## WRITTEN EXERCISE
Tally all lines containing the word "title". Give the number alone.

## DATA TO PROCESS
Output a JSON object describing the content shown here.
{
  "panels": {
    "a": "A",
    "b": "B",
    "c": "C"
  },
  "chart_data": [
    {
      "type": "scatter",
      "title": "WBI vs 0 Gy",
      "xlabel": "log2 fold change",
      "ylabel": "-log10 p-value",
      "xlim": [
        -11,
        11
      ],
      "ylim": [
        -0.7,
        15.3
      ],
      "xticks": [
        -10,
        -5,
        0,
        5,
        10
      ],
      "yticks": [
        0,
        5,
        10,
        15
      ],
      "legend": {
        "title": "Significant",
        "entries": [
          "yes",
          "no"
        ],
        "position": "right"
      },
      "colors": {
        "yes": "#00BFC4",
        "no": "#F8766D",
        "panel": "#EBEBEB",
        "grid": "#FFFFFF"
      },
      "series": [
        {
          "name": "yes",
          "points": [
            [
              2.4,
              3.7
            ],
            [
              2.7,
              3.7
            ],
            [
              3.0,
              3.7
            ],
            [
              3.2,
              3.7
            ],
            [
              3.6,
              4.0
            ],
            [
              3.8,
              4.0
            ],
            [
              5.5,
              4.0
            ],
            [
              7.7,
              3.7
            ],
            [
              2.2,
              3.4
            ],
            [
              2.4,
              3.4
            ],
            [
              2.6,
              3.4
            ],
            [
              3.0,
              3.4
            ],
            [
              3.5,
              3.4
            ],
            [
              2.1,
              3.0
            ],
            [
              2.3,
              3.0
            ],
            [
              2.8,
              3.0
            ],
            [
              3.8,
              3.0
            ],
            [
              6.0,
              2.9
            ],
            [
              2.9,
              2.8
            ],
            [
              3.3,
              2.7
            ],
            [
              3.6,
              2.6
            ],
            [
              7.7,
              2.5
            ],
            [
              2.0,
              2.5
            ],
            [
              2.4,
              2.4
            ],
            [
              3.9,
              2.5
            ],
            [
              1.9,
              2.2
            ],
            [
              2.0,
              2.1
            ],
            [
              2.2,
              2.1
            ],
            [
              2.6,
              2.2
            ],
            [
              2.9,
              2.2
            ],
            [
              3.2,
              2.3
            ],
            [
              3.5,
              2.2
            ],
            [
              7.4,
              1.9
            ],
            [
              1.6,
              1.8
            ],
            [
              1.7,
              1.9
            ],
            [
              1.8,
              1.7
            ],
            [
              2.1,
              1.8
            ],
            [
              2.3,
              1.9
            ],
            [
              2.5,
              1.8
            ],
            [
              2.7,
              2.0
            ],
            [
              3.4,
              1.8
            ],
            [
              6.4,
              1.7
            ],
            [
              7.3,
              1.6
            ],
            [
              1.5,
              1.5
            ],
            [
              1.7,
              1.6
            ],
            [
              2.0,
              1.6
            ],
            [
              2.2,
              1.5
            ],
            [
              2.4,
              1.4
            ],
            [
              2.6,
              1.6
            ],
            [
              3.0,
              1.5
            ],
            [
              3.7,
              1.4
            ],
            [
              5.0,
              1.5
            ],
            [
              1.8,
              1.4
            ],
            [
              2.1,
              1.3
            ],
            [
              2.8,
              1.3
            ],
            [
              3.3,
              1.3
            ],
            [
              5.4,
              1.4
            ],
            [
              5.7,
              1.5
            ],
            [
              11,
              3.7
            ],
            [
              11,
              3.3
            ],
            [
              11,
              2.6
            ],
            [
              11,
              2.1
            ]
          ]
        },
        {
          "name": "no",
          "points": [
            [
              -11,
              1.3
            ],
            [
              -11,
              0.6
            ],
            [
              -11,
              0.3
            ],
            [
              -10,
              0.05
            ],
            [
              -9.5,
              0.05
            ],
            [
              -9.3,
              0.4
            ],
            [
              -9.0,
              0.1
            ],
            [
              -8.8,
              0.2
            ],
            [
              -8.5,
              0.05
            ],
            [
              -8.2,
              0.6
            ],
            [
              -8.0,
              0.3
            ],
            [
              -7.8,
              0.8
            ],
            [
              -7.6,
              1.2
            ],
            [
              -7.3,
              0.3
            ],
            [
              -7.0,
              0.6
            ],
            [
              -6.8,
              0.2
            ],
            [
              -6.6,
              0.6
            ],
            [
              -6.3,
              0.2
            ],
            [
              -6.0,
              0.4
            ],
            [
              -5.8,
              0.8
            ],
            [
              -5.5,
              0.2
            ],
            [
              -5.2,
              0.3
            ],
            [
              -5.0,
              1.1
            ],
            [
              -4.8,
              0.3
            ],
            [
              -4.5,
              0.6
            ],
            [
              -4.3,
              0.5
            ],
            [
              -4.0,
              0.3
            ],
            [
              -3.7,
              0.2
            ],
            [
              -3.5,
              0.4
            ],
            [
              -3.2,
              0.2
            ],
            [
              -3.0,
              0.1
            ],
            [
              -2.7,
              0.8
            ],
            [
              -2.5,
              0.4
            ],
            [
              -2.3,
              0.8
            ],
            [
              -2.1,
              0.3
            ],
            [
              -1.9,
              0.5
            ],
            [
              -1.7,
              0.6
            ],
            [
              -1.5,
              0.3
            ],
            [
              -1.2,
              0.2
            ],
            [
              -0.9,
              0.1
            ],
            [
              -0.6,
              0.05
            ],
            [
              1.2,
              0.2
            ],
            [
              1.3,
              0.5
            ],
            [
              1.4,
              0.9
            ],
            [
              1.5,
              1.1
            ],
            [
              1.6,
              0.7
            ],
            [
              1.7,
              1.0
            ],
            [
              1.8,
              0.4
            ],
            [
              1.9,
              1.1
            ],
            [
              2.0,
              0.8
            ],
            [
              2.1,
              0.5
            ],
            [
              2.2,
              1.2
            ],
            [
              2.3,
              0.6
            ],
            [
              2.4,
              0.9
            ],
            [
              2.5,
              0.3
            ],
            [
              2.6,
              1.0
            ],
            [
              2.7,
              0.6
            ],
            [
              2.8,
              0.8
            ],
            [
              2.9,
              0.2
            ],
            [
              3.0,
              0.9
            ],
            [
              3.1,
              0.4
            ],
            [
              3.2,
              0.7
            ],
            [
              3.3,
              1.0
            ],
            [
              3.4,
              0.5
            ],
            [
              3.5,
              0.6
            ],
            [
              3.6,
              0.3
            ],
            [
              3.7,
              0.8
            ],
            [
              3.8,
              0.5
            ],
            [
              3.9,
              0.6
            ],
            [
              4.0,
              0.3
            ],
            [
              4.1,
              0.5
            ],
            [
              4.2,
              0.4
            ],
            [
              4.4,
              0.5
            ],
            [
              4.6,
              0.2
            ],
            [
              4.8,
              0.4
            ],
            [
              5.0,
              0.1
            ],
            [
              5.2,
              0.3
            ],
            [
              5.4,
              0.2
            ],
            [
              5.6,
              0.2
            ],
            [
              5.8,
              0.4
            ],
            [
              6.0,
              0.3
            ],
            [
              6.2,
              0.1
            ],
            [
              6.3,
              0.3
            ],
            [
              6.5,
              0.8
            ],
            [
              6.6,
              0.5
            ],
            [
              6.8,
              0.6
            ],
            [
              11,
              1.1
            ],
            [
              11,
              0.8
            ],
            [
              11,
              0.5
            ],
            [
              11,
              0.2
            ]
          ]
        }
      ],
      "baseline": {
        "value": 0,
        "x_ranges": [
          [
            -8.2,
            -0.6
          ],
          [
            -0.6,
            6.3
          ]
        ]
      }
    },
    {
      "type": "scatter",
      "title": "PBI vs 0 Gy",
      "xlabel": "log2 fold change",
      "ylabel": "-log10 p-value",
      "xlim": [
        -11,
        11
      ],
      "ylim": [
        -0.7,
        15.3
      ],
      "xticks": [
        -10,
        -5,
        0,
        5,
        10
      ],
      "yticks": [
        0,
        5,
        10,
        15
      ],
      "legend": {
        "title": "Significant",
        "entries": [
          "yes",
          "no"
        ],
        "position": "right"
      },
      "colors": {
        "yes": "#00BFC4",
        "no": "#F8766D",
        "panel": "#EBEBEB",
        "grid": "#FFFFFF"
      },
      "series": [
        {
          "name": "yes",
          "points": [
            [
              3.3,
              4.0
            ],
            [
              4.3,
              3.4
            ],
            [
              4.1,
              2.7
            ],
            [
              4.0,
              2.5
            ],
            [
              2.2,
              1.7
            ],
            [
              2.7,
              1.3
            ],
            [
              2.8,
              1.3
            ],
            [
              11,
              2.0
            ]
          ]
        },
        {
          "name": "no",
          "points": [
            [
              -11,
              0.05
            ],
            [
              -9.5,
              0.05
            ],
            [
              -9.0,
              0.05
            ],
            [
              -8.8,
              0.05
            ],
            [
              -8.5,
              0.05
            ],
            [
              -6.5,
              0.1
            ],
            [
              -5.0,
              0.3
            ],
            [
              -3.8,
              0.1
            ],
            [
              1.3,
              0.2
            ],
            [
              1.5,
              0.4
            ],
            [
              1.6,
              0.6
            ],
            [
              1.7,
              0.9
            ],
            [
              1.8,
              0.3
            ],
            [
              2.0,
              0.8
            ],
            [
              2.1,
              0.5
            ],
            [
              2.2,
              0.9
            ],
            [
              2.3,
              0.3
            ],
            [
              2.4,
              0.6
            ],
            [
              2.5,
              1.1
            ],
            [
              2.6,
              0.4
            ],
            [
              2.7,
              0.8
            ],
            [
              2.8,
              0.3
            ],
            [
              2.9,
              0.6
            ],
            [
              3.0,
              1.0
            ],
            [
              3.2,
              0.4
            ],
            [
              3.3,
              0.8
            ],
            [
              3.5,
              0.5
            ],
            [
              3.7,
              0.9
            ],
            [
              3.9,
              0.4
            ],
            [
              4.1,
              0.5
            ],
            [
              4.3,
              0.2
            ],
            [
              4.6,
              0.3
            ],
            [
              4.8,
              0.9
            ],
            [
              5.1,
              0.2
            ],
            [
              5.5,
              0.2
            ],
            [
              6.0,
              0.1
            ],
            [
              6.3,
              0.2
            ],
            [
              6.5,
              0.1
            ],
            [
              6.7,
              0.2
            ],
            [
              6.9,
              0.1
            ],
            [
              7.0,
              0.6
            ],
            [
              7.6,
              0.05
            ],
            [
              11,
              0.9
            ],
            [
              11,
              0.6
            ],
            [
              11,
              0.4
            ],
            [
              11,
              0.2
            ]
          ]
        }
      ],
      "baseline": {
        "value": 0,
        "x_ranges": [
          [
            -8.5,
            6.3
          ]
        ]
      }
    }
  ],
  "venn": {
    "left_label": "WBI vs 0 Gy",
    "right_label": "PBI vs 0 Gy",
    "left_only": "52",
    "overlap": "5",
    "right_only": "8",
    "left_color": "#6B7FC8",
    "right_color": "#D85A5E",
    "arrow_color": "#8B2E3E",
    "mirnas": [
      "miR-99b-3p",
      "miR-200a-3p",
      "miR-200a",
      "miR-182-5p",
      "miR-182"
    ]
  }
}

## PROBLEM SOLUTION
4